**What the task asks**.
Copy down every line where the string "States" shows up.

**Given entries**.
***
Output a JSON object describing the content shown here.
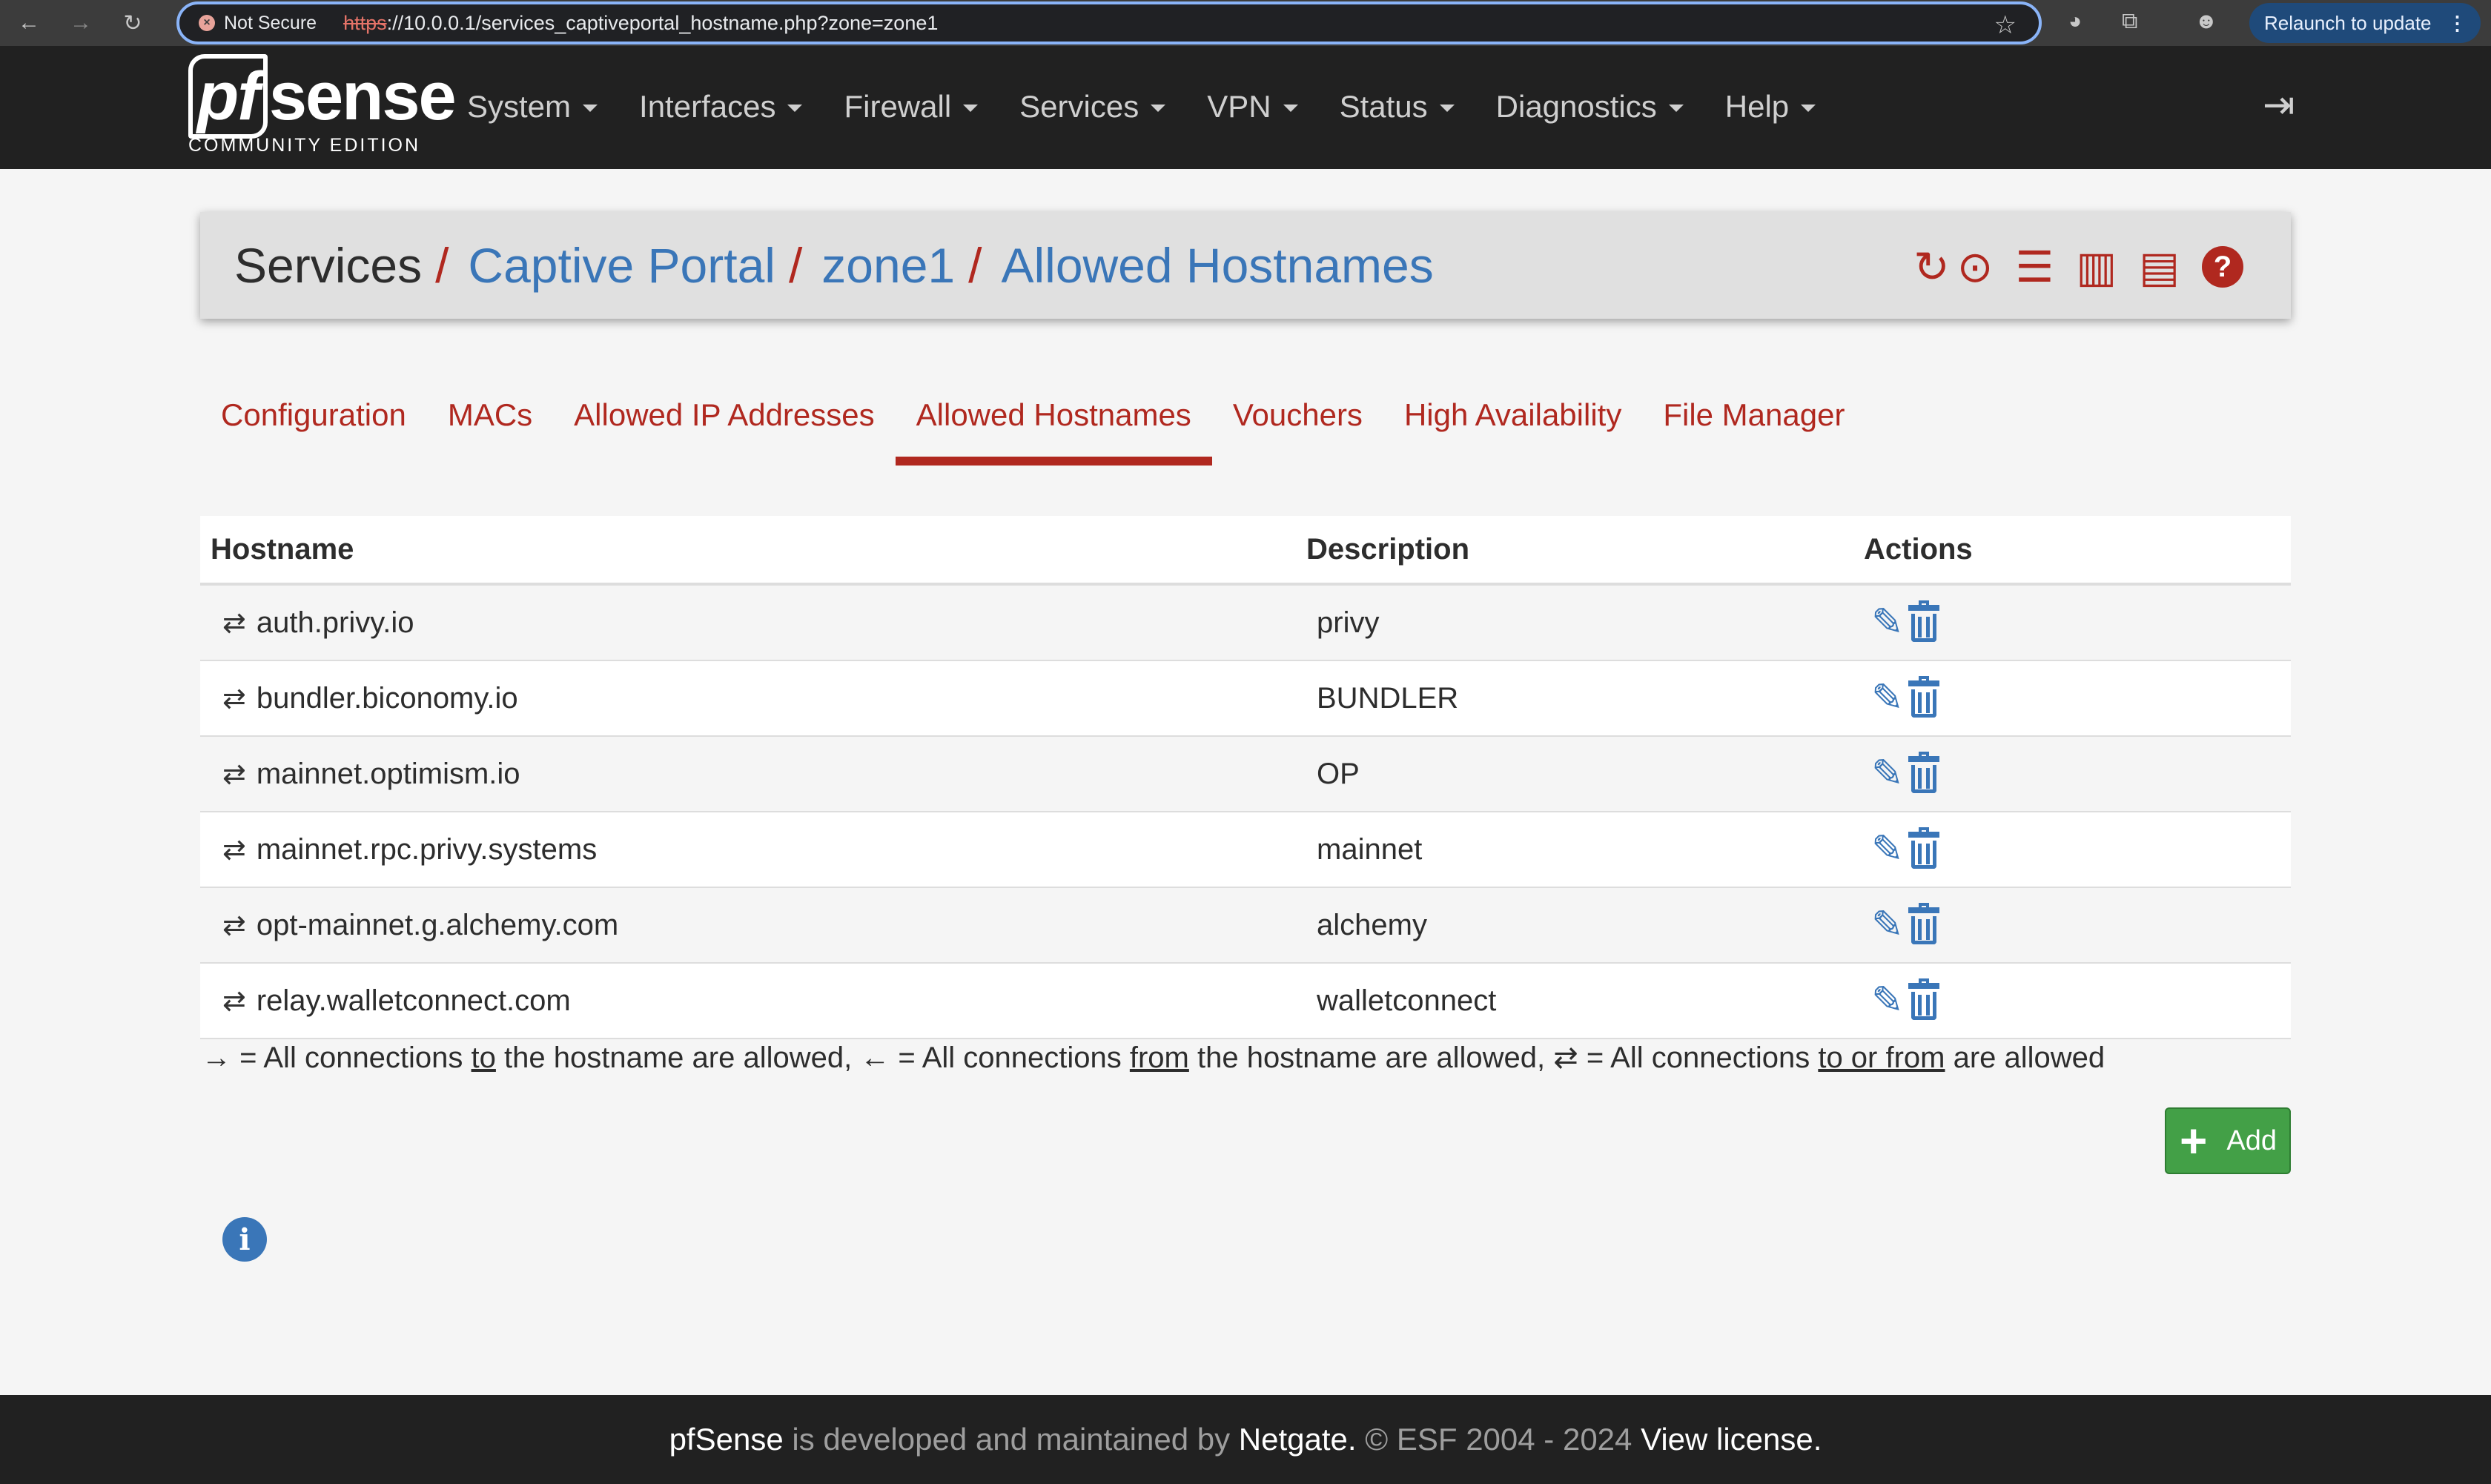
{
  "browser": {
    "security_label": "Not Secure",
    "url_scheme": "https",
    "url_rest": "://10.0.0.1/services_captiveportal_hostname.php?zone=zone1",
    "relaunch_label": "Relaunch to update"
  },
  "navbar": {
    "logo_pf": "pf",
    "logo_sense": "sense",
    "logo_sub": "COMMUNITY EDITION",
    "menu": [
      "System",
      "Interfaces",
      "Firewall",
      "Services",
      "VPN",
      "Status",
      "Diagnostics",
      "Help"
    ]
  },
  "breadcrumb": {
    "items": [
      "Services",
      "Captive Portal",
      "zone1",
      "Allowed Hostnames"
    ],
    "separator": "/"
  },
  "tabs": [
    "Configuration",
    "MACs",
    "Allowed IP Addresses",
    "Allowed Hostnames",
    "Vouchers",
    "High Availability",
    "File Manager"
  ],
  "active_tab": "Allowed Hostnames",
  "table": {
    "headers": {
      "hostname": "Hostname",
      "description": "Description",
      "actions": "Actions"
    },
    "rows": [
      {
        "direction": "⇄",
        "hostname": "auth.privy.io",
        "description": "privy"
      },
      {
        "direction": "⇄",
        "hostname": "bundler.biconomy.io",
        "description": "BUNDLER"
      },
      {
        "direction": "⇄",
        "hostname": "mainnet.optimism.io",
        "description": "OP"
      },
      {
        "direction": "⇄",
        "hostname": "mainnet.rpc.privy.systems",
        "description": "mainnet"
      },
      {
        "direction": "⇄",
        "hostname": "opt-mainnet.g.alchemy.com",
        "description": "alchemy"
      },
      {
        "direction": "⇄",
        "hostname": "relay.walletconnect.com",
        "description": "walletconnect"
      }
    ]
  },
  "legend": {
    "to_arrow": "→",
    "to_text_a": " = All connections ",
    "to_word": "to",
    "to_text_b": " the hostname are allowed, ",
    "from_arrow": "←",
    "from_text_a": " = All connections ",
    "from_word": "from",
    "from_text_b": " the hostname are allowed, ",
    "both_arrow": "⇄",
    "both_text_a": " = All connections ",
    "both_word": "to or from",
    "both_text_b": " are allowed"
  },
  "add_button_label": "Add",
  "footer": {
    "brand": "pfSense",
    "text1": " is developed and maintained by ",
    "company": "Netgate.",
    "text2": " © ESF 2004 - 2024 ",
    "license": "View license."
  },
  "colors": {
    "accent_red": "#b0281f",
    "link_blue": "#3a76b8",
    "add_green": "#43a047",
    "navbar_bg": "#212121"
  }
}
***
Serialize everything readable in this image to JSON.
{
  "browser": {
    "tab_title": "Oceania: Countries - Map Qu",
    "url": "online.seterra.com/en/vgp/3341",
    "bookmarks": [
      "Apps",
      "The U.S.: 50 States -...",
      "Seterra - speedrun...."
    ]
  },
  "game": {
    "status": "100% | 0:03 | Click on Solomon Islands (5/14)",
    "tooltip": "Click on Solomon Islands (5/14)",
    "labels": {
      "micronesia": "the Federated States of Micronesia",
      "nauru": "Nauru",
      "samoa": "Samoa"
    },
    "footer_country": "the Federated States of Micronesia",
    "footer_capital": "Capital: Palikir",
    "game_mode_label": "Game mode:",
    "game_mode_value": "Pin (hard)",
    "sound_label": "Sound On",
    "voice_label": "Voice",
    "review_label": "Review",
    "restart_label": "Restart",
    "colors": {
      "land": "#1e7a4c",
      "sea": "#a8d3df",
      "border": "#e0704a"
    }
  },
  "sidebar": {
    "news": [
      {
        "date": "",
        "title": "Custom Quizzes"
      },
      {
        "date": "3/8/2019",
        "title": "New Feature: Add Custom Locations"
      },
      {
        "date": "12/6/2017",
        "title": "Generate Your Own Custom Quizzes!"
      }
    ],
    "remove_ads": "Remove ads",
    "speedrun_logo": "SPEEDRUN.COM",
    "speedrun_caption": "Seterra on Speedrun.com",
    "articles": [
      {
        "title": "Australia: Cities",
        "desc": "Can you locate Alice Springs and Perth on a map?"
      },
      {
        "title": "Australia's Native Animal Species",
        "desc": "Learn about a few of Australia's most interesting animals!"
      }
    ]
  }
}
***
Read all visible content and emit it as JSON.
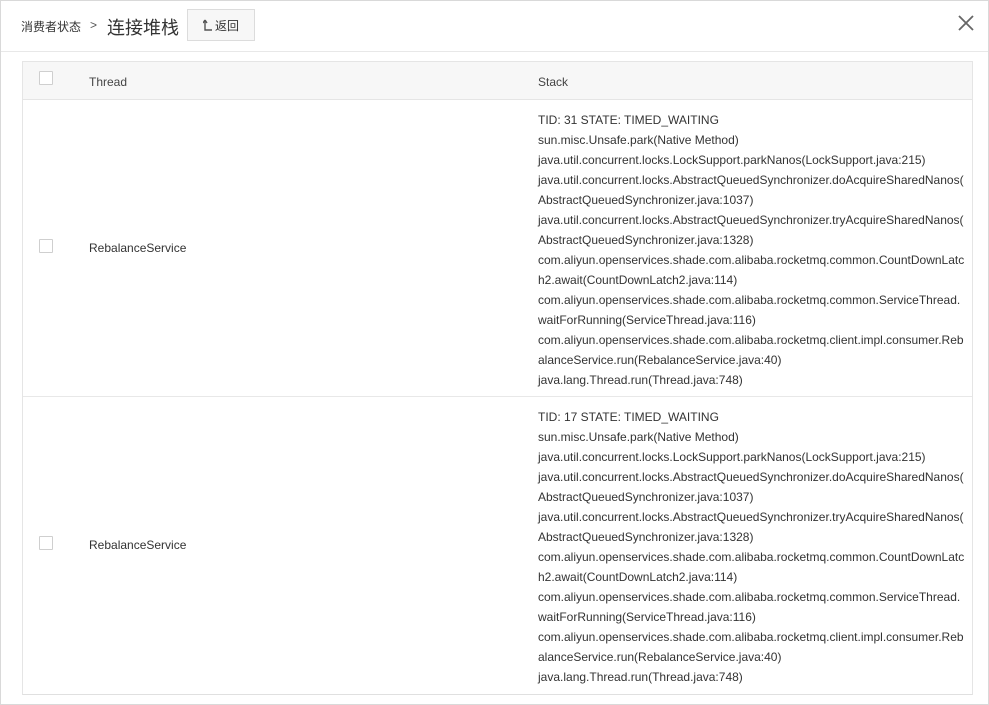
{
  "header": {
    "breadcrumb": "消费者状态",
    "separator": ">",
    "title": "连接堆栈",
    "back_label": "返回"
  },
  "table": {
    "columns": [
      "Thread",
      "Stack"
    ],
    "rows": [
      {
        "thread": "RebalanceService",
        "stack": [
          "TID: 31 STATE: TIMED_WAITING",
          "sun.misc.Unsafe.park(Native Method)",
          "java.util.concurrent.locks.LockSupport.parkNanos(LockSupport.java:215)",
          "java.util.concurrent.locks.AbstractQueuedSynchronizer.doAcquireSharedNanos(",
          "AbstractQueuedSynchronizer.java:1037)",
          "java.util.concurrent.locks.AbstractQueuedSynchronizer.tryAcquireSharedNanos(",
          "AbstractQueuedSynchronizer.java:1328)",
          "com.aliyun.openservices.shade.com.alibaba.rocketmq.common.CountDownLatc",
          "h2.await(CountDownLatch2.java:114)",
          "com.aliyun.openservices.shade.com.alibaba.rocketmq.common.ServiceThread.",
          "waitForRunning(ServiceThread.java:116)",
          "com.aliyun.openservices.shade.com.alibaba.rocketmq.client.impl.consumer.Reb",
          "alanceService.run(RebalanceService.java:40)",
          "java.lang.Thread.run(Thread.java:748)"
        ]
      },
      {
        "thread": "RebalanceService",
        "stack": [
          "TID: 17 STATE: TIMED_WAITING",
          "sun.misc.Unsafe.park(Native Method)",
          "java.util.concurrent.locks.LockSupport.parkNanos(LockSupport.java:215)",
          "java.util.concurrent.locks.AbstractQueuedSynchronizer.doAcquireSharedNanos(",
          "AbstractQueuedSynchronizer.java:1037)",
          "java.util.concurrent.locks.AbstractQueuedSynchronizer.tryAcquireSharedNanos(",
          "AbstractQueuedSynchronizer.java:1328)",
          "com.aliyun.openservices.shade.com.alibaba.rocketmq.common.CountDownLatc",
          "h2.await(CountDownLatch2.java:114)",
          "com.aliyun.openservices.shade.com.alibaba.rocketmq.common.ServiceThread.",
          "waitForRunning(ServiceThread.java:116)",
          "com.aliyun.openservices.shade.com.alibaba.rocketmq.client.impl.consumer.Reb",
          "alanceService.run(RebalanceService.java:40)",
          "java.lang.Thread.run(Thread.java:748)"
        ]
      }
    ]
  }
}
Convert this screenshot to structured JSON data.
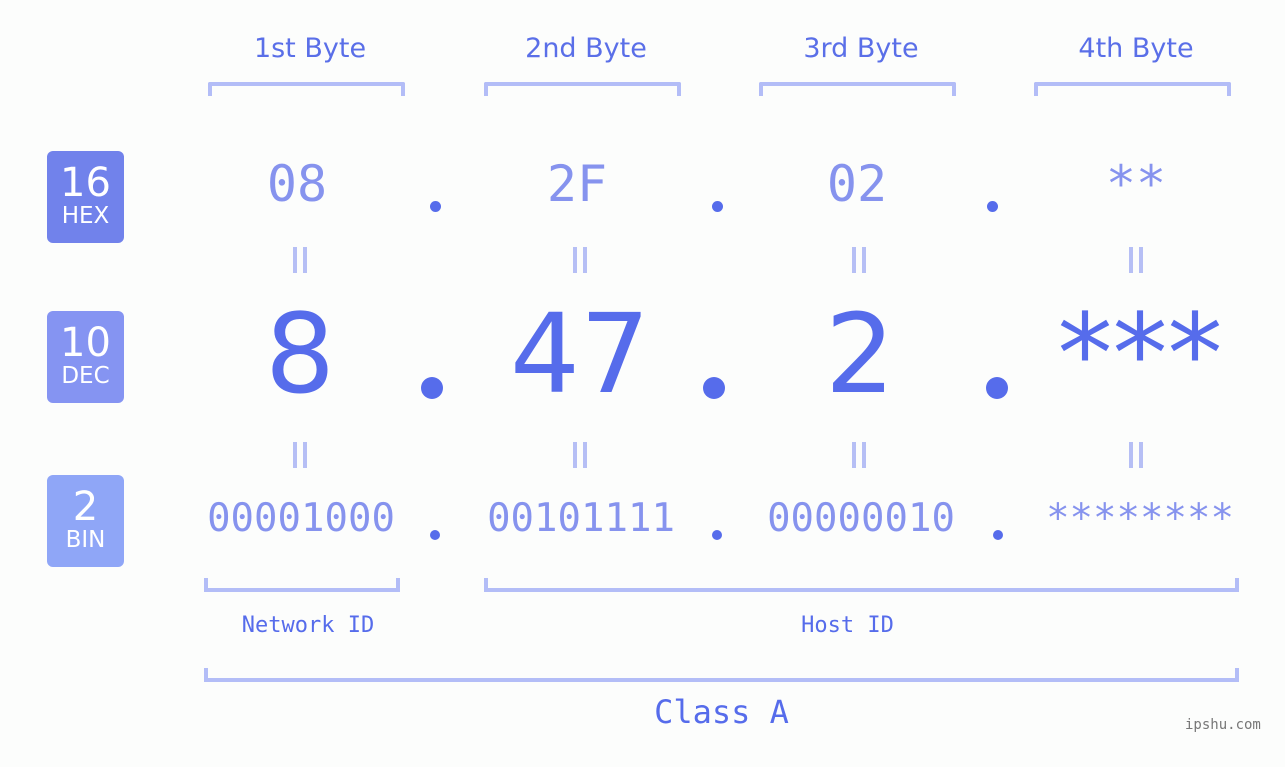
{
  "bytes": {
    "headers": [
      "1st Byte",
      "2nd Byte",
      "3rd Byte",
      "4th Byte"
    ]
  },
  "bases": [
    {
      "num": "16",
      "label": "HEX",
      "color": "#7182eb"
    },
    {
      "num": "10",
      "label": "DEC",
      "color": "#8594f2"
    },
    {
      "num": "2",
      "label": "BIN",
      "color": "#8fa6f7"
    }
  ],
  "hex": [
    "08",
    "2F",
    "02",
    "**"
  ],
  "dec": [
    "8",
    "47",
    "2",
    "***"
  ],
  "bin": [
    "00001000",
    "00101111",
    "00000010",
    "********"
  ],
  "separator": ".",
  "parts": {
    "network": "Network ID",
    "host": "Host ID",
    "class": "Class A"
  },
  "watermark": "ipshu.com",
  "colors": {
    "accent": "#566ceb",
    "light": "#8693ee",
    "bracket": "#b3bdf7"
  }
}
***
**Written response**.
      "The U.S.: 50 States -...",
      "micronesia": "the Federated States of Micronesia",
    "footer_country": "the Federated States of Micronesia",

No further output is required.